DO THIS: State how many lines in the entries below contain "mapping". Write nothing but the number.

THE DATA:
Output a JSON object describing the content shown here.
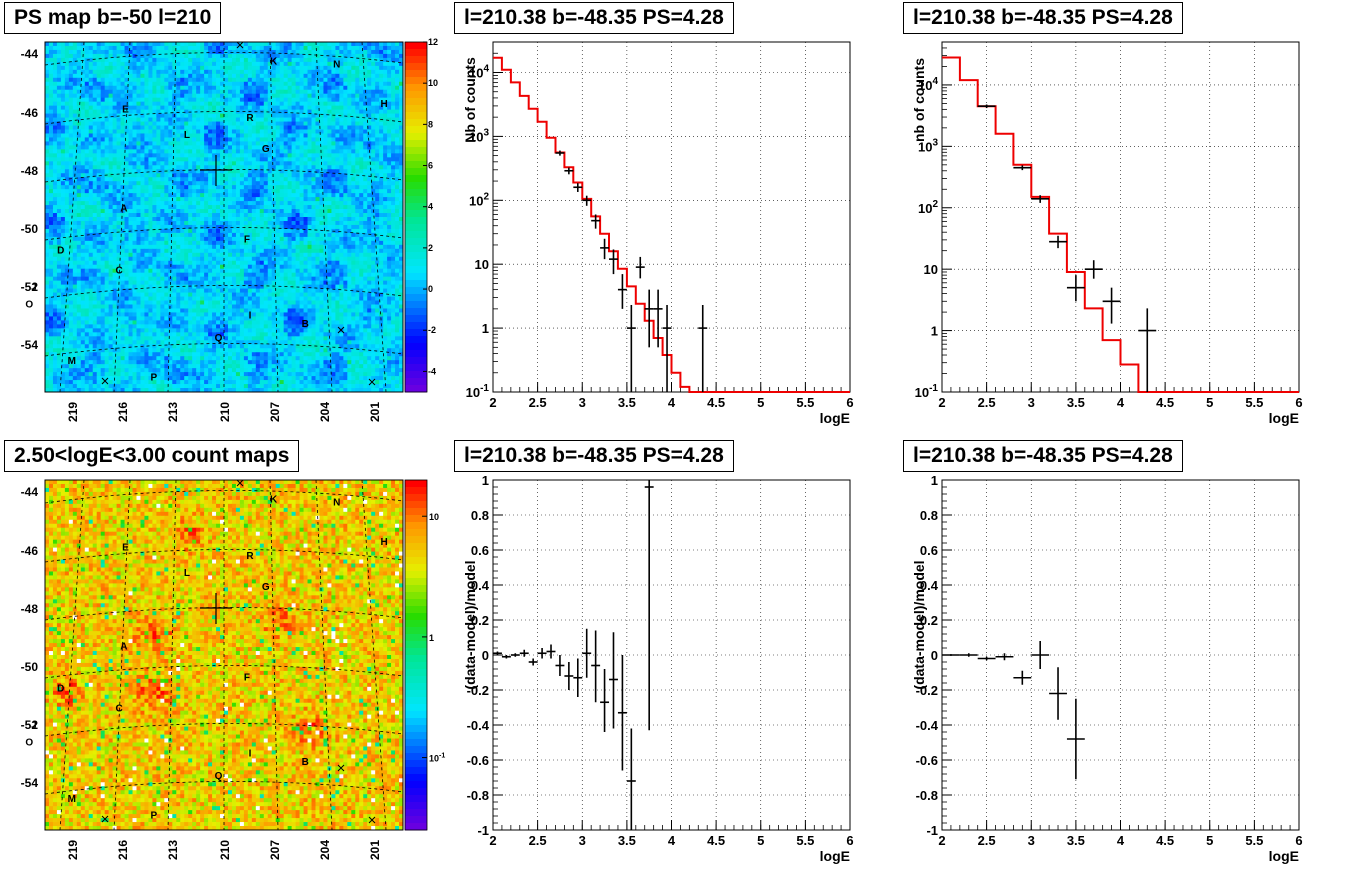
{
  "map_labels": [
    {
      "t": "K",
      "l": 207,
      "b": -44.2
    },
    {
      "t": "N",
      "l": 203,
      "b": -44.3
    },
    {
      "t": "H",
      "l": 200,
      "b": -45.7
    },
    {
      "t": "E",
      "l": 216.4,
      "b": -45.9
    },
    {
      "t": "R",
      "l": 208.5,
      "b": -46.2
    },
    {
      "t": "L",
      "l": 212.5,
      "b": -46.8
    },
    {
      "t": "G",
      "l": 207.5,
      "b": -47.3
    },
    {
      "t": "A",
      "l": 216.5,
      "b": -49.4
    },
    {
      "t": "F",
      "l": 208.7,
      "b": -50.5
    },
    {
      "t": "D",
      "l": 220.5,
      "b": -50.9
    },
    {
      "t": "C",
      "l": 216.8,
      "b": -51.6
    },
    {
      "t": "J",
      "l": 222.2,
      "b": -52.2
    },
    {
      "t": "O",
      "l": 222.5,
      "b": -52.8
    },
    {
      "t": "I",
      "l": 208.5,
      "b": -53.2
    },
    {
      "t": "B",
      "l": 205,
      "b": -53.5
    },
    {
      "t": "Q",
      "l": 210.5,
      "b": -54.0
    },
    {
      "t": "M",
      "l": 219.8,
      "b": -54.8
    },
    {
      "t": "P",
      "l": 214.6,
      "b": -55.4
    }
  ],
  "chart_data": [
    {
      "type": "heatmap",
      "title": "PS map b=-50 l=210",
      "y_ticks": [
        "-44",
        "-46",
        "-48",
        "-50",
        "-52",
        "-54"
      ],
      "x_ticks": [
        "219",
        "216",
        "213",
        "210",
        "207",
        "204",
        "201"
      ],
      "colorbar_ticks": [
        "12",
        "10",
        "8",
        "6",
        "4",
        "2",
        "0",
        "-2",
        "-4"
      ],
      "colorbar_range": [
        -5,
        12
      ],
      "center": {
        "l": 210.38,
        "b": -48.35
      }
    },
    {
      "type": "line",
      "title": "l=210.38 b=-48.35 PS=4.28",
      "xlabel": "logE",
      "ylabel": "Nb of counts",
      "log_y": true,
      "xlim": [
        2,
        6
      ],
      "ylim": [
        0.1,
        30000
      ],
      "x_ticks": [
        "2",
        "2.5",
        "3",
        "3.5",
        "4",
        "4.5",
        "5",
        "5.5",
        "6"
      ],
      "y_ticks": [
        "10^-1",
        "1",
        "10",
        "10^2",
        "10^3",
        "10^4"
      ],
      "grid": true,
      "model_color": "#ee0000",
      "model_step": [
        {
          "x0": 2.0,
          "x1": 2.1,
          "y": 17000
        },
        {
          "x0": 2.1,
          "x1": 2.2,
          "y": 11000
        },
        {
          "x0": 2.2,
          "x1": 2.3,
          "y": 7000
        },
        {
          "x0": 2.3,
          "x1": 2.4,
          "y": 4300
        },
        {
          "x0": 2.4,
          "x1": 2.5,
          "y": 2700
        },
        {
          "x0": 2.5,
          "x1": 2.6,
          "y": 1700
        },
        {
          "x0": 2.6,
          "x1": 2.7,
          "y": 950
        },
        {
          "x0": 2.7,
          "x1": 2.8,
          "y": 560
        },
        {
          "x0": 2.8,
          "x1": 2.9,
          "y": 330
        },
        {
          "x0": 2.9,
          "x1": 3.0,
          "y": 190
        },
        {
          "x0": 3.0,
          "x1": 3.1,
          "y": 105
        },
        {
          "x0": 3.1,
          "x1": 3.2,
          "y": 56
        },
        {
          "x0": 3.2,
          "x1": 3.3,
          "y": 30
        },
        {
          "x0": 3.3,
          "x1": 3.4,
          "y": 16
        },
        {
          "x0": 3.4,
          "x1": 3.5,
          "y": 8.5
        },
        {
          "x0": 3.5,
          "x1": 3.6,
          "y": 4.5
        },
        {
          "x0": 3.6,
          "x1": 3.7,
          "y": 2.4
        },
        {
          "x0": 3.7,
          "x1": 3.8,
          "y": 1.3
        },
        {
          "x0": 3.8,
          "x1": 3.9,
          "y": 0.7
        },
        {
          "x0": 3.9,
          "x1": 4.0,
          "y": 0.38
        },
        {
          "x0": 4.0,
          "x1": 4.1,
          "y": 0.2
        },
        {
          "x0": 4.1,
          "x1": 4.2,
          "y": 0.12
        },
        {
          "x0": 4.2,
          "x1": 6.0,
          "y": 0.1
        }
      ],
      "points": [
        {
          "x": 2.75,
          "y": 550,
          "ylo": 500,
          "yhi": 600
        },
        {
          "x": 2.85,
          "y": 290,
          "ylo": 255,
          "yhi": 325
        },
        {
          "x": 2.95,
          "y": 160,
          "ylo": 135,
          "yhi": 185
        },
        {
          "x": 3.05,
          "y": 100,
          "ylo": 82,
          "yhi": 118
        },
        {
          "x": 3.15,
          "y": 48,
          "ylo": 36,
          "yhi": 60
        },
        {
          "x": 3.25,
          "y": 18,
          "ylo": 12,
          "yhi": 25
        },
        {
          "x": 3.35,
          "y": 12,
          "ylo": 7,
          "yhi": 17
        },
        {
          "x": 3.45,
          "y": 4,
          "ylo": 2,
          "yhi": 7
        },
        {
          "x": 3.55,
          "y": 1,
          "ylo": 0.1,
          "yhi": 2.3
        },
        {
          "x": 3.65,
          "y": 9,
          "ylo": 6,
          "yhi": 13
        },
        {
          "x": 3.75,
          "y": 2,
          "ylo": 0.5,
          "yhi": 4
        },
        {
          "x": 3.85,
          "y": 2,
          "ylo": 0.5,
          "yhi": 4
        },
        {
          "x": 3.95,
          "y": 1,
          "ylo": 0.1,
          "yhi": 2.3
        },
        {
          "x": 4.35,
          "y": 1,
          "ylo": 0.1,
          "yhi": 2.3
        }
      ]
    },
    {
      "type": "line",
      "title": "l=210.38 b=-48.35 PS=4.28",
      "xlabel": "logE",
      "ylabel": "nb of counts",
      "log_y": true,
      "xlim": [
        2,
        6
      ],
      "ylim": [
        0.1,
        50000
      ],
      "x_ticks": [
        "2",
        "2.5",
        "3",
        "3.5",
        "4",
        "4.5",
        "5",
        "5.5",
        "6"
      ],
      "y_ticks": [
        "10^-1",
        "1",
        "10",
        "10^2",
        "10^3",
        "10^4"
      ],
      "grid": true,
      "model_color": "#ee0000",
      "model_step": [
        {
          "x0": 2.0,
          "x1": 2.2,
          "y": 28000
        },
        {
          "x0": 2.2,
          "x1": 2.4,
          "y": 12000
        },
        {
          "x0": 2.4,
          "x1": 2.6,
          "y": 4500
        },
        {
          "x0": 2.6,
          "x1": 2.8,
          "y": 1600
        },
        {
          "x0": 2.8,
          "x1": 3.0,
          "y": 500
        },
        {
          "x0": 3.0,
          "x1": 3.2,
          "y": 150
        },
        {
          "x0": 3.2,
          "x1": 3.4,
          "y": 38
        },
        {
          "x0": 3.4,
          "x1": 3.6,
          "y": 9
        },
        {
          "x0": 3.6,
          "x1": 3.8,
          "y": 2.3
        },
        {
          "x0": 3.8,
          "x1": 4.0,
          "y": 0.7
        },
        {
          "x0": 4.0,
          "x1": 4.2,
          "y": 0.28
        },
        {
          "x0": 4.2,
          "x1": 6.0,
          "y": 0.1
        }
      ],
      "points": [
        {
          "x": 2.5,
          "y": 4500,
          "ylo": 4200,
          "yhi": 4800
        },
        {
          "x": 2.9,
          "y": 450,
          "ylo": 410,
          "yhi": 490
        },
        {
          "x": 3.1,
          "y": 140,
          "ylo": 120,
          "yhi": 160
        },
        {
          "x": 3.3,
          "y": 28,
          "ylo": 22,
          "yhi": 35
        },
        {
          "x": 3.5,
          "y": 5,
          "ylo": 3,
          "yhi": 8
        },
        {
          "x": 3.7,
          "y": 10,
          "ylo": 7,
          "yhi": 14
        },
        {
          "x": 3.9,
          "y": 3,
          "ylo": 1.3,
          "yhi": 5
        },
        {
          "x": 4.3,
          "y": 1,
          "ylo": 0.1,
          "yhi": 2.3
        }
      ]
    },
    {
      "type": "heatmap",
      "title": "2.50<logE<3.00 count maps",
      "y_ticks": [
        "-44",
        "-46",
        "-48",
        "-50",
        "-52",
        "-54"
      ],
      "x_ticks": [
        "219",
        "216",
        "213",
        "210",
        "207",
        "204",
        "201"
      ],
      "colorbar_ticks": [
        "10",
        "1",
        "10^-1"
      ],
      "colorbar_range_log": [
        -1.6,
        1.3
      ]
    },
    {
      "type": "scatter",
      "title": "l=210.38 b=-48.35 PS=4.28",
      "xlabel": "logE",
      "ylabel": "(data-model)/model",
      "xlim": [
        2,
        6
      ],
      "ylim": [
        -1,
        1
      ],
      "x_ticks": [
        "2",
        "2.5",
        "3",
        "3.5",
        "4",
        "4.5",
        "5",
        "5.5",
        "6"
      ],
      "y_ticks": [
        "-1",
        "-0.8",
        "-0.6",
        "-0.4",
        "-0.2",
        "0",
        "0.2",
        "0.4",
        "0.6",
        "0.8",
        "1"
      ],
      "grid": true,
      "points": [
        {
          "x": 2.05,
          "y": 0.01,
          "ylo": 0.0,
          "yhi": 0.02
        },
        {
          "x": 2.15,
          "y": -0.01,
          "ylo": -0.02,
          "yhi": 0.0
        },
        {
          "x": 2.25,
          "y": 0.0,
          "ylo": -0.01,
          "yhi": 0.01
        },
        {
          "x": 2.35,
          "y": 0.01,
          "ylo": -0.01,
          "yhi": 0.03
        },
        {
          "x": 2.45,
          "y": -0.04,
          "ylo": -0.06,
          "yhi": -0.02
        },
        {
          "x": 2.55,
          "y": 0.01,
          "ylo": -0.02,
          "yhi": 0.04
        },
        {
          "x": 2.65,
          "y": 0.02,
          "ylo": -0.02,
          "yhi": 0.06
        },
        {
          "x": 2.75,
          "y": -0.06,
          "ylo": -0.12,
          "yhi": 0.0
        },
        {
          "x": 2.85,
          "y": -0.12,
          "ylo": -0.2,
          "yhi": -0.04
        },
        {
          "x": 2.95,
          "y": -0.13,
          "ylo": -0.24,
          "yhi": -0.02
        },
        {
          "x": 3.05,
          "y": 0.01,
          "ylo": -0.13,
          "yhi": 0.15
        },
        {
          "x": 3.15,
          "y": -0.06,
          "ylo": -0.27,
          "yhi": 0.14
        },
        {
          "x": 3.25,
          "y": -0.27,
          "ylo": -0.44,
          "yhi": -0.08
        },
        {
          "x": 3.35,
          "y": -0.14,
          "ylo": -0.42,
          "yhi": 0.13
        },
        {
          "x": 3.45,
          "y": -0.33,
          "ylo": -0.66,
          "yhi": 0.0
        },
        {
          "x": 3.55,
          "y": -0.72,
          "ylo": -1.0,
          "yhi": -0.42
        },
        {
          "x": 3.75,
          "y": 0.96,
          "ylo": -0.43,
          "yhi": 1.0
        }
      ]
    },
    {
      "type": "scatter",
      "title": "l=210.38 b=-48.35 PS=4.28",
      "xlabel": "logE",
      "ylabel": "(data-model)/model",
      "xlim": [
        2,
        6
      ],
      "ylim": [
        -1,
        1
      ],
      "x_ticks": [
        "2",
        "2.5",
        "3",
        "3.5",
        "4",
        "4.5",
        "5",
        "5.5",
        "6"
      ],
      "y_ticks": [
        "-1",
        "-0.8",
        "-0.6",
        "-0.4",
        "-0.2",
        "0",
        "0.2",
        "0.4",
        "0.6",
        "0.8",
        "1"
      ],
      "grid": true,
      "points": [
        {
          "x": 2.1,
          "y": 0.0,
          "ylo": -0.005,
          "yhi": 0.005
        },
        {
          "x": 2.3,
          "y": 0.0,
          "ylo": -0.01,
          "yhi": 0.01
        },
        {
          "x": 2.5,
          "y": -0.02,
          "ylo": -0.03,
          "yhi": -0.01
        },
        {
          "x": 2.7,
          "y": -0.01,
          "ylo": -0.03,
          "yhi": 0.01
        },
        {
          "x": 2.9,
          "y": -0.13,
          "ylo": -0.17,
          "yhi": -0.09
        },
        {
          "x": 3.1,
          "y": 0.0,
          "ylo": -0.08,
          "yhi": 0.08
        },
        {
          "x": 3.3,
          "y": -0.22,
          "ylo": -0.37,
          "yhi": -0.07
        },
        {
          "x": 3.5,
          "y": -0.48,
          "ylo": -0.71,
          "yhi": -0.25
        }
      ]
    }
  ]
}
...
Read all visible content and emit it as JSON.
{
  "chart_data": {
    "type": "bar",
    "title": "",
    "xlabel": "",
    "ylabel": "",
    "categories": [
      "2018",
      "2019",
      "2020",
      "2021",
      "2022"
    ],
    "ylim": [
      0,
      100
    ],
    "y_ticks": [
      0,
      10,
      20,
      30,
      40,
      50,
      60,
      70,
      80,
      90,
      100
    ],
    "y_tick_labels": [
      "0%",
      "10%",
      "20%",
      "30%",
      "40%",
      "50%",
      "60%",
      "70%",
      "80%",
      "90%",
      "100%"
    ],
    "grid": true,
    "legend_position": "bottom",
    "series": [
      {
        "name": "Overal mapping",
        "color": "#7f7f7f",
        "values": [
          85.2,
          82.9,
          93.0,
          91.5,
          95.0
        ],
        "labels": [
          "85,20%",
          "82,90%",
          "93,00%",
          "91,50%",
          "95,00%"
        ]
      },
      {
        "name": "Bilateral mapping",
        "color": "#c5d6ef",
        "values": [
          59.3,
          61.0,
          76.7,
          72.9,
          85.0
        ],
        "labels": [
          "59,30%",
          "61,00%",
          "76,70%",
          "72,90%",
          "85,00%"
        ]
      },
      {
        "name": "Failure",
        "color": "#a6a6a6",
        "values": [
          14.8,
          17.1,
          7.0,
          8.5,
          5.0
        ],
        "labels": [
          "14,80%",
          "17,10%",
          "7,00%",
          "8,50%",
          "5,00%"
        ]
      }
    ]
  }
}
==
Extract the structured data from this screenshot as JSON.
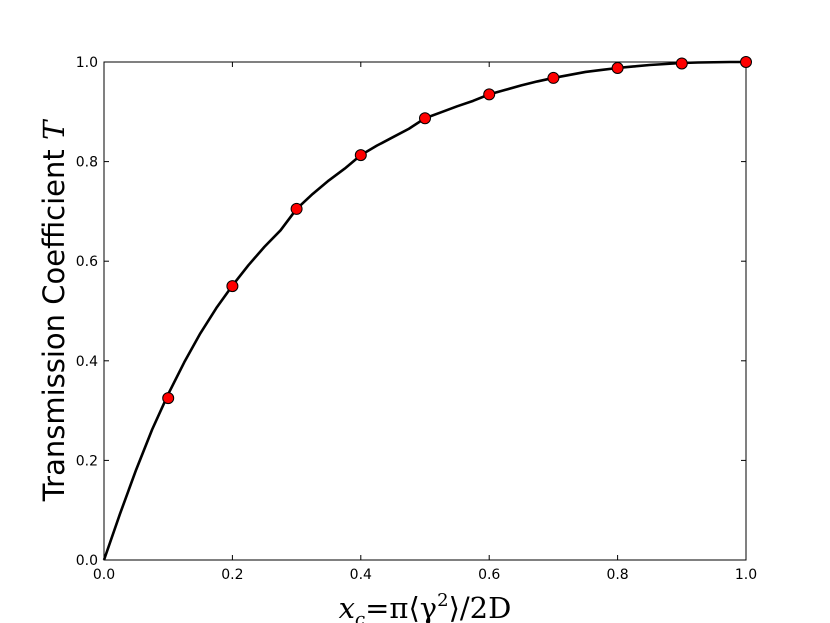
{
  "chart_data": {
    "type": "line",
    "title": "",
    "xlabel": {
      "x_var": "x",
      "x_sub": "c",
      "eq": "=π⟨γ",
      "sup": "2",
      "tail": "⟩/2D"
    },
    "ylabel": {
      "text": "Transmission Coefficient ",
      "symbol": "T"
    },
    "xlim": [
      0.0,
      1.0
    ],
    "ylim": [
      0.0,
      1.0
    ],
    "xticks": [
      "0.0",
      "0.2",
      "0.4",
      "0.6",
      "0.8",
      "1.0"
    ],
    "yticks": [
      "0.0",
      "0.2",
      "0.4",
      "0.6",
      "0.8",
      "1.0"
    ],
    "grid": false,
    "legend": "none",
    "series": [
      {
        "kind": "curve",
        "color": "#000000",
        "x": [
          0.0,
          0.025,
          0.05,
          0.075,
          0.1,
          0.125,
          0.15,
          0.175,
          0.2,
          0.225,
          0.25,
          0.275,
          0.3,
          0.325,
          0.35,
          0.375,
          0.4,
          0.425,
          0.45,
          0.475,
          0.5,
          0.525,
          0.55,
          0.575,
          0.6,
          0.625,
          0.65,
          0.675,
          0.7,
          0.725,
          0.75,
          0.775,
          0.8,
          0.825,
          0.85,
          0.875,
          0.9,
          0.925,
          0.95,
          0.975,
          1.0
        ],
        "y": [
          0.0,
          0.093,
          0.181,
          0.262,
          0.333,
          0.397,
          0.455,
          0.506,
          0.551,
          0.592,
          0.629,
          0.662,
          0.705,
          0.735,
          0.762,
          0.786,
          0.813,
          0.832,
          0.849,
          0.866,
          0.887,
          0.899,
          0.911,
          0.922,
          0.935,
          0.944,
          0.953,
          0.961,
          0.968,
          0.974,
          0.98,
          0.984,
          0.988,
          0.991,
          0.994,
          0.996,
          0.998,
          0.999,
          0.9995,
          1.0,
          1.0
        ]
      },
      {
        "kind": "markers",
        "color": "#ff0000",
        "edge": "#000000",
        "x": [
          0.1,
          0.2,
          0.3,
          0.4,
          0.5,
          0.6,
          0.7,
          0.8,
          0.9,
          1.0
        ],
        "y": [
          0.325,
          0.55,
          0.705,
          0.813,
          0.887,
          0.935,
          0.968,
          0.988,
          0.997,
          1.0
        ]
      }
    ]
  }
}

SOLUTION: 2